_Task directions_
All of the data must be printed exactly; please include every line.

Start

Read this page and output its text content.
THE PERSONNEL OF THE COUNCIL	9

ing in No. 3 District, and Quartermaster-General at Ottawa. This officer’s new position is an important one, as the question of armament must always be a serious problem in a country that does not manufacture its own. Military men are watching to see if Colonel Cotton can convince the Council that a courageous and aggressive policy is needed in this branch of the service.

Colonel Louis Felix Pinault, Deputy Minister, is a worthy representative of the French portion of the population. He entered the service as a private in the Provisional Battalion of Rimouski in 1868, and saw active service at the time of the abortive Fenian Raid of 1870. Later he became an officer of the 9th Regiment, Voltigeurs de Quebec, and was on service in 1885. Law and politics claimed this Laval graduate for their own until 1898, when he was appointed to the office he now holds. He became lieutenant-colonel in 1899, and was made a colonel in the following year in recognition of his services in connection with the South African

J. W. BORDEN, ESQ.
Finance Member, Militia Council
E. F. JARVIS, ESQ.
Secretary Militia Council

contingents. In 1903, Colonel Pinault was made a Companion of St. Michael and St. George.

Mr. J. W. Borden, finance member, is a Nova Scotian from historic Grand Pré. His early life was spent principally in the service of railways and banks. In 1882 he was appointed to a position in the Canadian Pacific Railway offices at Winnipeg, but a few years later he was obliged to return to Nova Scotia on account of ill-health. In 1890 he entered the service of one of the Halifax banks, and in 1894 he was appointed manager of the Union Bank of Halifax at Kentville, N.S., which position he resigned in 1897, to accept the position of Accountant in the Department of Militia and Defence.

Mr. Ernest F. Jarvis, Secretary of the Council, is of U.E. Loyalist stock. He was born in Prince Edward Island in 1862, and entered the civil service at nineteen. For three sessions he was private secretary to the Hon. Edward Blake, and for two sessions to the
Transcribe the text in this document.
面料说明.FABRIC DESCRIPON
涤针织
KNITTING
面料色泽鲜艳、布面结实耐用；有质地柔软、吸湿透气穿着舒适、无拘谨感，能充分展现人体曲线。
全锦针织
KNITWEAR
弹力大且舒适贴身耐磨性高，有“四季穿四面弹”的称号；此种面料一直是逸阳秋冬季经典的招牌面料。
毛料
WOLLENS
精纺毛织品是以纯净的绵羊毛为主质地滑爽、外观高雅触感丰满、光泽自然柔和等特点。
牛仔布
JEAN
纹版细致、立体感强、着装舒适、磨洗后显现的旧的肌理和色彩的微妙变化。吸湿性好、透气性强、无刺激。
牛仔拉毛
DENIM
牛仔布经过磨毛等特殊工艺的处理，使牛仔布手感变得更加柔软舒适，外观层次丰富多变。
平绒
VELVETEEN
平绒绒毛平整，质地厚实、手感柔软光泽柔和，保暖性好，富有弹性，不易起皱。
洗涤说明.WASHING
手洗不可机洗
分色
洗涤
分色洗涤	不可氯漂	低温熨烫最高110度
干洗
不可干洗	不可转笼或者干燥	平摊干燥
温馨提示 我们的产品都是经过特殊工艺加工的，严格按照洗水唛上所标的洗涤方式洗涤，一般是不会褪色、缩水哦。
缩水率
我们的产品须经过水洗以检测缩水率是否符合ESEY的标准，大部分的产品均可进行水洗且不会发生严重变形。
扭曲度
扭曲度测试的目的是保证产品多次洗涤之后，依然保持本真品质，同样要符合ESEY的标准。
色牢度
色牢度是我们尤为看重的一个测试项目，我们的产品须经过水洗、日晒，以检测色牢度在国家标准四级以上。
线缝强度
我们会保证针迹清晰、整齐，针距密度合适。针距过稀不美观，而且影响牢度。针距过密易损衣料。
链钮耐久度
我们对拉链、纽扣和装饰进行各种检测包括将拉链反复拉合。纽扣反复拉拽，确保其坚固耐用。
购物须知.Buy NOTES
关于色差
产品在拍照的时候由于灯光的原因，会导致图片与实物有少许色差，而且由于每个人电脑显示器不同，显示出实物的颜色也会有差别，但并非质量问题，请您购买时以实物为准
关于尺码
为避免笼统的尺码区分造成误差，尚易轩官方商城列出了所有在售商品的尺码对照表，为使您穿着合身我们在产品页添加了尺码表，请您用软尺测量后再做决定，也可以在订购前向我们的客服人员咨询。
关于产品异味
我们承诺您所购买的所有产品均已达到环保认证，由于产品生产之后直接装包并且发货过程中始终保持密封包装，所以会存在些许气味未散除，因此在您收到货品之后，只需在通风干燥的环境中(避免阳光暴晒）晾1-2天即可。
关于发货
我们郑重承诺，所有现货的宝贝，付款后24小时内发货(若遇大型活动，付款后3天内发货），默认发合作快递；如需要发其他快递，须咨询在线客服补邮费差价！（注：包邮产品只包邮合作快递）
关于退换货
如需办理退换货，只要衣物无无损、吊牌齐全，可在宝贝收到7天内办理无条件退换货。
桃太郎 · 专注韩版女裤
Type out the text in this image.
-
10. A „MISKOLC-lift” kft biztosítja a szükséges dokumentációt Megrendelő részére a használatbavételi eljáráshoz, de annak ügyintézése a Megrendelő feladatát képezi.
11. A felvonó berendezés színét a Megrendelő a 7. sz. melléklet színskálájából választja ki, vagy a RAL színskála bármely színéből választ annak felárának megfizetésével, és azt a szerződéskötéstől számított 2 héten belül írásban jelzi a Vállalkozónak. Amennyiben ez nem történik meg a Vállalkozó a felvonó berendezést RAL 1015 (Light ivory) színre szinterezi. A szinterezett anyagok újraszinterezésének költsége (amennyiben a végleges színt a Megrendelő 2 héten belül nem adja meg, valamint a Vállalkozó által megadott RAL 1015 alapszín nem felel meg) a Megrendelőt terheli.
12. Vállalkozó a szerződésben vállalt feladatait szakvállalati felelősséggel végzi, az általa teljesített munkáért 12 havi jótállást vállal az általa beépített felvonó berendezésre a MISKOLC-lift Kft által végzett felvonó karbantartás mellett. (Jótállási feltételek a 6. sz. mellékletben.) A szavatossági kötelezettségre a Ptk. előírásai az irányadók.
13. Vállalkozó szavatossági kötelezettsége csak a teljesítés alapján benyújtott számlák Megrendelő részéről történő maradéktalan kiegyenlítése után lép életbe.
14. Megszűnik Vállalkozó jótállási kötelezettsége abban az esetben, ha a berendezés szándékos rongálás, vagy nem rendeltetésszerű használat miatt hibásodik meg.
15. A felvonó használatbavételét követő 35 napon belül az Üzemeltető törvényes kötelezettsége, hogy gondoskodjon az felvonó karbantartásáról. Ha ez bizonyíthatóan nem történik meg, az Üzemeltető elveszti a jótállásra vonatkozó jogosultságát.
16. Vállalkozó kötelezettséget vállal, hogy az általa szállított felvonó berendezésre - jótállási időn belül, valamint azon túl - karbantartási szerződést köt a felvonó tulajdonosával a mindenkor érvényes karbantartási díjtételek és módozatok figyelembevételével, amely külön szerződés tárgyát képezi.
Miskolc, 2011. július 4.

End

_Output of the exercise_
Read this page and output its text content.
THE PERSONNEL OF THE COUNCIL	9

ing in No. 3 District, and Quartermaster-General at Ottawa. This officer’s new position is an important one, as the question of armament must always be a serious problem in a country that does not manufacture its own. Military men are watching to see if Colonel Cotton can convince the Council that a courageous and aggressive policy is needed in this branch of the service.

Colonel Louis Felix Pinault, Deputy Minister, is a worthy representative of the French portion of the population. He entered the service as a private in the Provisional Battalion of Rimouski in 1868, and saw active service at the time of the abortive Fenian Raid of 1870. Later he became an officer of the 9th Regiment, Voltigeurs de Quebec, and was on service in 1885. Law and politics claimed this Laval graduate for their own until 1898, when he was appointed to the office he now holds. He became lieutenant-colonel in 1899, and was made a colonel in the following year in recognition of his services in connection with the South African

J. W. BORDEN, ESQ.
Finance Member, Militia Council
E. F. JARVIS, ESQ.
Secretary Militia Council

contingents. In 1903, Colonel Pinault was made a Companion of St. Michael and St. George.

Mr. J. W. Borden, finance member, is a Nova Scotian from historic Grand Pré. His early life was spent principally in the service of railways and banks. In 1882 he was appointed to a position in the Canadian Pacific Railway offices at Winnipeg, but a few years later he was obliged to return to Nova Scotia on account of ill-health. In 1890 he entered the service of one of the Halifax banks, and in 1894 he was appointed manager of the Union Bank of Halifax at Kentville, N.S., which position he resigned in 1897, to accept the position of Accountant in the Department of Militia and Defence.

Mr. Ernest F. Jarvis, Secretary of the Council, is of U.E. Loyalist stock. He was born in Prince Edward Island in 1862, and entered the civil service at nineteen. For three sessions he was private secretary to the Hon. Edward Blake, and for two sessions to the
Transcribe the text in this document.
面料说明.FABRIC DESCRIPON
涤针织
KNITTING
面料色泽鲜艳、布面结实耐用；有质地柔软、吸湿透气穿着舒适、无拘谨感，能充分展现人体曲线。
全锦针织
KNITWEAR
弹力大且舒适贴身耐磨性高，有“四季穿四面弹”的称号；此种面料一直是逸阳秋冬季经典的招牌面料。
毛料
WOLLENS
精纺毛织品是以纯净的绵羊毛为主质地滑爽、外观高雅触感丰满、光泽自然柔和等特点。
牛仔布
JEAN
纹版细致、立体感强、着装舒适、磨洗后显现的旧的肌理和色彩的微妙变化。吸湿性好、透气性强、无刺激。
牛仔拉毛
DENIM
牛仔布经过磨毛等特殊工艺的处理，使牛仔布手感变得更加柔软舒适，外观层次丰富多变。
平绒
VELVETEEN
平绒绒毛平整，质地厚实、手感柔软光泽柔和，保暖性好，富有弹性，不易起皱。
洗涤说明.WASHING
手洗不可机洗
分色
洗涤
分色洗涤	不可氯漂	低温熨烫最高110度
干洗
不可干洗	不可转笼或者干燥	平摊干燥
温馨提示 我们的产品都是经过特殊工艺加工的，严格按照洗水唛上所标的洗涤方式洗涤，一般是不会褪色、缩水哦。
缩水率
我们的产品须经过水洗以检测缩水率是否符合ESEY的标准，大部分的产品均可进行水洗且不会发生严重变形。
扭曲度
扭曲度测试的目的是保证产品多次洗涤之后，依然保持本真品质，同样要符合ESEY的标准。
色牢度
色牢度是我们尤为看重的一个测试项目，我们的产品须经过水洗、日晒，以检测色牢度在国家标准四级以上。
线缝强度
我们会保证针迹清晰、整齐，针距密度合适。针距过稀不美观，而且影响牢度。针距过密易损衣料。
链钮耐久度
我们对拉链、纽扣和装饰进行各种检测包括将拉链反复拉合。纽扣反复拉拽，确保其坚固耐用。
购物须知.Buy NOTES
关于色差
产品在拍照的时候由于灯光的原因，会导致图片与实物有少许色差，而且由于每个人电脑显示器不同，显示出实物的颜色也会有差别，但并非质量问题，请您购买时以实物为准
关于尺码
为避免笼统的尺码区分造成误差，尚易轩官方商城列出了所有在售商品的尺码对照表，为使您穿着合身我们在产品页添加了尺码表，请您用软尺测量后再做决定，也可以在订购前向我们的客服人员咨询。
关于产品异味
我们承诺您所购买的所有产品均已达到环保认证，由于产品生产之后直接装包并且发货过程中始终保持密封包装，所以会存在些许气味未散除，因此在您收到货品之后，只需在通风干燥的环境中(避免阳光暴晒）晾1-2天即可。
关于发货
我们郑重承诺，所有现货的宝贝，付款后24小时内发货(若遇大型活动，付款后3天内发货），默认发合作快递；如需要发其他快递，须咨询在线客服补邮费差价！（注：包邮产品只包邮合作快递）
关于退换货
如需办理退换货，只要衣物无无损、吊牌齐全，可在宝贝收到7天内办理无条件退换货。
桃太郎 · 专注韩版女裤
Type out the text in this image.
-
10. A „MISKOLC-lift” kft biztosítja a szükséges dokumentációt Megrendelő részére a használatbavételi eljáráshoz, de annak ügyintézése a Megrendelő feladatát képezi.
11. A felvonó berendezés színét a Megrendelő a 7. sz. melléklet színskálájából választja ki, vagy a RAL színskála bármely színéből választ annak felárának megfizetésével, és azt a szerződéskötéstől számított 2 héten belül írásban jelzi a Vállalkozónak. Amennyiben ez nem történik meg a Vállalkozó a felvonó berendezést RAL 1015 (Light ivory) színre szinterezi. A szinterezett anyagok újraszinterezésének költsége (amennyiben a végleges színt a Megrendelő 2 héten belül nem adja meg, valamint a Vállalkozó által megadott RAL 1015 alapszín nem felel meg) a Megrendelőt terheli.
12. Vállalkozó a szerződésben vállalt feladatait szakvállalati felelősséggel végzi, az általa teljesített munkáért 12 havi jótállást vállal az általa beépített felvonó berendezésre a MISKOLC-lift Kft által végzett felvonó karbantartás mellett. (Jótállási feltételek a 6. sz. mellékletben.) A szavatossági kötelezettségre a Ptk. előírásai az irányadók.
13. Vállalkozó szavatossági kötelezettsége csak a teljesítés alapján benyújtott számlák Megrendelő részéről történő maradéktalan kiegyenlítése után lép életbe.
14. Megszűnik Vállalkozó jótállási kötelezettsége abban az esetben, ha a berendezés szándékos rongálás, vagy nem rendeltetésszerű használat miatt hibásodik meg.
15. A felvonó használatbavételét követő 35 napon belül az Üzemeltető törvényes kötelezettsége, hogy gondoskodjon az felvonó karbantartásáról. Ha ez bizonyíthatóan nem történik meg, az Üzemeltető elveszti a jótállásra vonatkozó jogosultságát.
16. Vállalkozó kötelezettséget vállal, hogy az általa szállított felvonó berendezésre - jótállási időn belül, valamint azon túl - karbantartási szerződést köt a felvonó tulajdonosával a mindenkor érvényes karbantartási díjtételek és módozatok figyelembevételével, amely külön szerződés tárgyát képezi.
Miskolc, 2011. július 4.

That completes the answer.